BEGIN Provided material

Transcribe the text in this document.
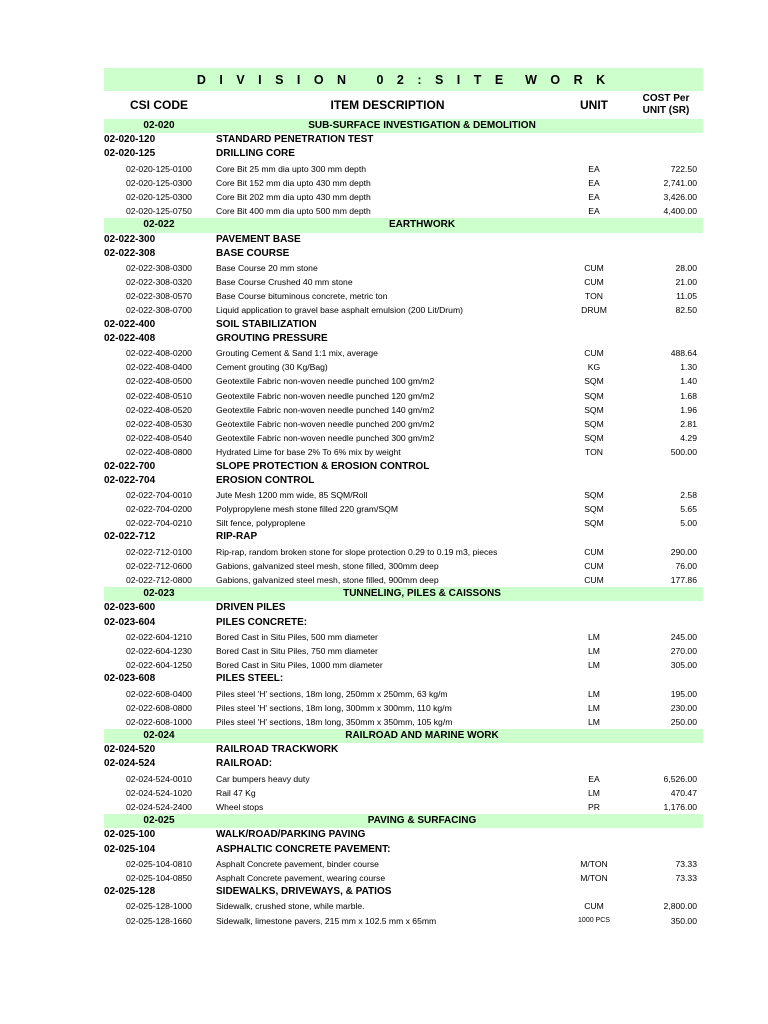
D I V I S I O N   0 2 : S I T E  W O R K
CSI CODE	ITEM DESCRIPTION	UNIT	COST Per
UNIT (SR)
02-020	SUB-SURFACE INVESTIGATION & DEMOLITION
02-020-120	STANDARD PENETRATION TEST
02-020-125	DRILLING CORE
02-020-125-0100	Core Bit 25 mm dia upto 300 mm depth	EA	722.50
02-020-125-0300	Core Bit 152 mm dia upto 430 mm depth	EA	2,741.00
02-020-125-0300	Core Bit 202 mm dia upto 430 mm depth	EA	3,426.00
02-020-125-0750	Core Bit 400 mm dia upto 500 mm depth	EA	4,400.00
02-022	EARTHWORK
02-022-300	PAVEMENT BASE
02-022-308	BASE COURSE
02-022-308-0300	Base Course 20 mm stone	CUM	28.00
02-022-308-0320	Base Course Crushed 40 mm stone	CUM	21.00
02-022-308-0570	Base Course bituminous concrete, metric ton	TON	11.05
02-022-308-0700	Liquid application to gravel base asphalt emulsion (200 Lit/Drum)	DRUM	82.50
02-022-400	SOIL STABILIZATION
02-022-408	GROUTING PRESSURE
02-022-408-0200	Grouting Cement & Sand 1:1 mix, average	CUM	488.64
02-022-408-0400	Cement grouting (30 Kg/Bag)	KG	1.30
02-022-408-0500	Geotextile Fabric non-woven needle punched 100 gm/m2	SQM	1.40
02-022-408-0510	Geotextile Fabric non-woven needle punched 120 gm/m2	SQM	1.68
02-022-408-0520	Geotextile Fabric non-woven needle punched 140 gm/m2	SQM	1.96
02-022-408-0530	Geotextile Fabric non-woven needle punched 200 gm/m2	SQM	2.81
02-022-408-0540	Geotextile Fabric non-woven needle punched 300 gm/m2	SQM	4.29
02-022-408-0800	Hydrated Lime for base 2% To 6% mix by weight	TON	500.00
02-022-700	SLOPE PROTECTION & EROSION CONTROL
02-022-704	EROSION CONTROL
02-022-704-0010	Jute Mesh 1200 mm wide, 85 SQM/Roll	SQM	2.58
02-022-704-0200	Polypropylene mesh stone filled 220 gram/SQM	SQM	5.65
02-022-704-0210	Silt fence, polyproplene	SQM	5.00
02-022-712	RIP-RAP
02-022-712-0100	Rip-rap, random broken stone for slope protection 0.29 to 0.19 m3, pieces	CUM	290.00
02-022-712-0600	Gabions, galvanized steel mesh, stone filled, 300mm deep	CUM	76.00
02-022-712-0800	Gabions, galvanized steel mesh, stone filled, 900mm deep	CUM	177.86
02-023	TUNNELING, PILES & CAISSONS
02-023-600	DRIVEN PILES
02-023-604	PILES CONCRETE:
02-022-604-1210	Bored Cast in Situ Piles, 500 mm diameter	LM	245.00
02-022-604-1230	Bored Cast in Situ Piles, 750 mm diameter	LM	270.00
02-022-604-1250	Bored Cast in Situ Piles, 1000 mm diameter	LM	305.00
02-023-608	PILES STEEL:
02-022-608-0400	Piles steel 'H' sections, 18m long, 250mm x 250mm, 63 kg/m	LM	195.00
02-022-608-0800	Piles steel 'H' sections, 18m long, 300mm x 300mm, 110 kg/m	LM	230.00
02-022-608-1000	Piles steel 'H' sections, 18m long, 350mm x 350mm, 105 kg/m	LM	250.00
02-024	RAILROAD AND MARINE WORK
02-024-520	RAILROAD TRACKWORK
02-024-524	RAILROAD:
02-024-524-0010	Car bumpers heavy duty	EA	6,526.00
02-024-524-1020	Rail 47 Kg	LM	470.47
02-024-524-2400	Wheel stops	PR	1,176.00
02-025	PAVING & SURFACING
02-025-100	WALK/ROAD/PARKING PAVING
02-025-104	ASPHALTIC CONCRETE PAVEMENT:
02-025-104-0810	Asphalt Concrete pavement, binder course	M/TON	73.33
02-025-104-0850	Asphalt Concrete pavement, wearing course	M/TON	73.33
02-025-128	SIDEWALKS, DRIVEWAYS, & PATIOS
02-025-128-1000	Sidewalk, crushed stone, while marble.	CUM	2,800.00
02-025-128-1660	Sidewalk, limestone pavers, 215 mm x 102.5 mm x 65mm	1000 PCS	350.00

END Provided material

- **Written request**: Every record must be copied exactly, with the pictures left out.

- **Full solution**:
Transcribe the text in this document.
D I V I S I O N   0 2 : S I T E  W O R K
CSI CODE	ITEM DESCRIPTION	UNIT	COST Per
UNIT (SR)
02-020	SUB-SURFACE INVESTIGATION & DEMOLITION
02-020-120	STANDARD PENETRATION TEST
02-020-125	DRILLING CORE
02-020-125-0100	Core Bit 25 mm dia upto 300 mm depth	EA	722.50
02-020-125-0300	Core Bit 152 mm dia upto 430 mm depth	EA	2,741.00
02-020-125-0300	Core Bit 202 mm dia upto 430 mm depth	EA	3,426.00
02-020-125-0750	Core Bit 400 mm dia upto 500 mm depth	EA	4,400.00
02-022	EARTHWORK
02-022-300	PAVEMENT BASE
02-022-308	BASE COURSE
02-022-308-0300	Base Course 20 mm stone	CUM	28.00
02-022-308-0320	Base Course Crushed 40 mm stone	CUM	21.00
02-022-308-0570	Base Course bituminous concrete, metric ton	TON	11.05
02-022-308-0700	Liquid application to gravel base asphalt emulsion (200 Lit/Drum)	DRUM	82.50
02-022-400	SOIL STABILIZATION
02-022-408	GROUTING PRESSURE
02-022-408-0200	Grouting Cement & Sand 1:1 mix, average	CUM	488.64
02-022-408-0400	Cement grouting (30 Kg/Bag)	KG	1.30
02-022-408-0500	Geotextile Fabric non-woven needle punched 100 gm/m2	SQM	1.40
02-022-408-0510	Geotextile Fabric non-woven needle punched 120 gm/m2	SQM	1.68
02-022-408-0520	Geotextile Fabric non-woven needle punched 140 gm/m2	SQM	1.96
02-022-408-0530	Geotextile Fabric non-woven needle punched 200 gm/m2	SQM	2.81
02-022-408-0540	Geotextile Fabric non-woven needle punched 300 gm/m2	SQM	4.29
02-022-408-0800	Hydrated Lime for base 2% To 6% mix by weight	TON	500.00
02-022-700	SLOPE PROTECTION & EROSION CONTROL
02-022-704	EROSION CONTROL
02-022-704-0010	Jute Mesh 1200 mm wide, 85 SQM/Roll	SQM	2.58
02-022-704-0200	Polypropylene mesh stone filled 220 gram/SQM	SQM	5.65
02-022-704-0210	Silt fence, polyproplene	SQM	5.00
02-022-712	RIP-RAP
02-022-712-0100	Rip-rap, random broken stone for slope protection 0.29 to 0.19 m3, pieces	CUM	290.00
02-022-712-0600	Gabions, galvanized steel mesh, stone filled, 300mm deep	CUM	76.00
02-022-712-0800	Gabions, galvanized steel mesh, stone filled, 900mm deep	CUM	177.86
02-023	TUNNELING, PILES & CAISSONS
02-023-600	DRIVEN PILES
02-023-604	PILES CONCRETE:
02-022-604-1210	Bored Cast in Situ Piles, 500 mm diameter	LM	245.00
02-022-604-1230	Bored Cast in Situ Piles, 750 mm diameter	LM	270.00
02-022-604-1250	Bored Cast in Situ Piles, 1000 mm diameter	LM	305.00
02-023-608	PILES STEEL:
02-022-608-0400	Piles steel 'H' sections, 18m long, 250mm x 250mm, 63 kg/m	LM	195.00
02-022-608-0800	Piles steel 'H' sections, 18m long, 300mm x 300mm, 110 kg/m	LM	230.00
02-022-608-1000	Piles steel 'H' sections, 18m long, 350mm x 350mm, 105 kg/m	LM	250.00
02-024	RAILROAD AND MARINE WORK
02-024-520	RAILROAD TRACKWORK
02-024-524	RAILROAD:
02-024-524-0010	Car bumpers heavy duty	EA	6,526.00
02-024-524-1020	Rail 47 Kg	LM	470.47
02-024-524-2400	Wheel stops	PR	1,176.00
02-025	PAVING & SURFACING
02-025-100	WALK/ROAD/PARKING PAVING
02-025-104	ASPHALTIC CONCRETE PAVEMENT:
02-025-104-0810	Asphalt Concrete pavement, binder course	M/TON	73.33
02-025-104-0850	Asphalt Concrete pavement, wearing course	M/TON	73.33
02-025-128	SIDEWALKS, DRIVEWAYS, & PATIOS
02-025-128-1000	Sidewalk, crushed stone, while marble.	CUM	2,800.00
02-025-128-1660	Sidewalk, limestone pavers, 215 mm x 102.5 mm x 65mm	1000 PCS	350.00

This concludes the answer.